## What the task asks
Reproduce every record below exactly as it appears.

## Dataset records
::::::::::
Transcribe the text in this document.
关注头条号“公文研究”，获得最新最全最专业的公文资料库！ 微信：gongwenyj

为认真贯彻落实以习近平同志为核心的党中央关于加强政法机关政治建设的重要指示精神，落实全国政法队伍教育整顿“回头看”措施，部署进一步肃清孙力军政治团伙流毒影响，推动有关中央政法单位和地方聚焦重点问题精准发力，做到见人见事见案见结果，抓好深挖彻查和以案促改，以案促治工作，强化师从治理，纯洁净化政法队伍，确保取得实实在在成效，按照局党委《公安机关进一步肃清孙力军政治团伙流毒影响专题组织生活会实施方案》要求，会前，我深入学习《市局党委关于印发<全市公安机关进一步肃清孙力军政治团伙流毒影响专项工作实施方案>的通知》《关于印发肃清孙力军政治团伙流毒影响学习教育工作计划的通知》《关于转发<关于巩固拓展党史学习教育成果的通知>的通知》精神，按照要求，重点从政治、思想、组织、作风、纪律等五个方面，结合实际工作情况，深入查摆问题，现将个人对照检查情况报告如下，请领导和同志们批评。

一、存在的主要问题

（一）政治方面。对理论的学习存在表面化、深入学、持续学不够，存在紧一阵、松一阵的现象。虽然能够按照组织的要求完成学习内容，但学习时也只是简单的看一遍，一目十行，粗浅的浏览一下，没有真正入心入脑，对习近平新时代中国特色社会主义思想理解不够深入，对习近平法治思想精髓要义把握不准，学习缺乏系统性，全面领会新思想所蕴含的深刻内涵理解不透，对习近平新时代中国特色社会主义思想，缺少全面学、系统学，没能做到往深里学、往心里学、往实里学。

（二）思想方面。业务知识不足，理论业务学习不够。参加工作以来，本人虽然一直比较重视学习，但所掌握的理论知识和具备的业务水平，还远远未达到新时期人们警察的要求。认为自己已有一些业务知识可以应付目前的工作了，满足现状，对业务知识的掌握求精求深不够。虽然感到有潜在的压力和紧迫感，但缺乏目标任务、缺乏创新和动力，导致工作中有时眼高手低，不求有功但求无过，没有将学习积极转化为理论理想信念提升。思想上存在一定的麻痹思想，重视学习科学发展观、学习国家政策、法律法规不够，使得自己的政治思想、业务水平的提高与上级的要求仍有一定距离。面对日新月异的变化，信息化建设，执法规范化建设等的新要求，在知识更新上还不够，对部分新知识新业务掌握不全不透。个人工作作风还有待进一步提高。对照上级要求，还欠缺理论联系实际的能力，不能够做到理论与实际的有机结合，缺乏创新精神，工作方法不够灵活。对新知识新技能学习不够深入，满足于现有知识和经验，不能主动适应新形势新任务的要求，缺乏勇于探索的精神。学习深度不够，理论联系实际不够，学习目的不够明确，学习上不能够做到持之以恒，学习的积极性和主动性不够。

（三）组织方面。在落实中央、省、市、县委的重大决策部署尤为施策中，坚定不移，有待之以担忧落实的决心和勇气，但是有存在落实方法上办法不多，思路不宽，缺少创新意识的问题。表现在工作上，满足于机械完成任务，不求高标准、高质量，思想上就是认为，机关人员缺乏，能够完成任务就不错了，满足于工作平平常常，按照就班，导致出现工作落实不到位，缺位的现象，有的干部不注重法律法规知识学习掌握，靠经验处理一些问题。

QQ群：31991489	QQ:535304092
::::::::::
## Correct response
Transcribe the text in this document.
关注头条号“公文研究”，获得最新最全最专业的公文资料库！ 微信：gongwenyj

为认真贯彻落实以习近平同志为核心的党中央关于加强政法机关政治建设的重要指示精神，落实全国政法队伍教育整顿“回头看”措施，部署进一步肃清孙力军政治团伙流毒影响，推动有关中央政法单位和地方聚焦重点问题精准发力，做到见人见事见案见结果，抓好深挖彻查和以案促改，以案促治工作，强化师从治理，纯洁净化政法队伍，确保取得实实在在成效，按照局党委《公安机关进一步肃清孙力军政治团伙流毒影响专题组织生活会实施方案》要求，会前，我深入学习《市局党委关于印发<全市公安机关进一步肃清孙力军政治团伙流毒影响专项工作实施方案>的通知》《关于印发肃清孙力军政治团伙流毒影响学习教育工作计划的通知》《关于转发<关于巩固拓展党史学习教育成果的通知>的通知》精神，按照要求，重点从政治、思想、组织、作风、纪律等五个方面，结合实际工作情况，深入查摆问题，现将个人对照检查情况报告如下，请领导和同志们批评。

一、存在的主要问题

（一）政治方面。对理论的学习存在表面化、深入学、持续学不够，存在紧一阵、松一阵的现象。虽然能够按照组织的要求完成学习内容，但学习时也只是简单的看一遍，一目十行，粗浅的浏览一下，没有真正入心入脑，对习近平新时代中国特色社会主义思想理解不够深入，对习近平法治思想精髓要义把握不准，学习缺乏系统性，全面领会新思想所蕴含的深刻内涵理解不透，对习近平新时代中国特色社会主义思想，缺少全面学、系统学，没能做到往深里学、往心里学、往实里学。

（二）思想方面。业务知识不足，理论业务学习不够。参加工作以来，本人虽然一直比较重视学习，但所掌握的理论知识和具备的业务水平，还远远未达到新时期人们警察的要求。认为自己已有一些业务知识可以应付目前的工作了，满足现状，对业务知识的掌握求精求深不够。虽然感到有潜在的压力和紧迫感，但缺乏目标任务、缺乏创新和动力，导致工作中有时眼高手低，不求有功但求无过，没有将学习积极转化为理论理想信念提升。思想上存在一定的麻痹思想，重视学习科学发展观、学习国家政策、法律法规不够，使得自己的政治思想、业务水平的提高与上级的要求仍有一定距离。面对日新月异的变化，信息化建设，执法规范化建设等的新要求，在知识更新上还不够，对部分新知识新业务掌握不全不透。个人工作作风还有待进一步提高。对照上级要求，还欠缺理论联系实际的能力，不能够做到理论与实际的有机结合，缺乏创新精神，工作方法不够灵活。对新知识新技能学习不够深入，满足于现有知识和经验，不能主动适应新形势新任务的要求，缺乏勇于探索的精神。学习深度不够，理论联系实际不够，学习目的不够明确，学习上不能够做到持之以恒，学习的积极性和主动性不够。

（三）组织方面。在落实中央、省、市、县委的重大决策部署尤为施策中，坚定不移，有待之以担忧落实的决心和勇气，但是有存在落实方法上办法不多，思路不宽，缺少创新意识的问题。表现在工作上，满足于机械完成任务，不求高标准、高质量，思想上就是认为，机关人员缺乏，能够完成任务就不错了，满足于工作平平常常，按照就班，导致出现工作落实不到位，缺位的现象，有的干部不注重法律法规知识学习掌握，靠经验处理一些问题。

QQ群：31991489	QQ:535304092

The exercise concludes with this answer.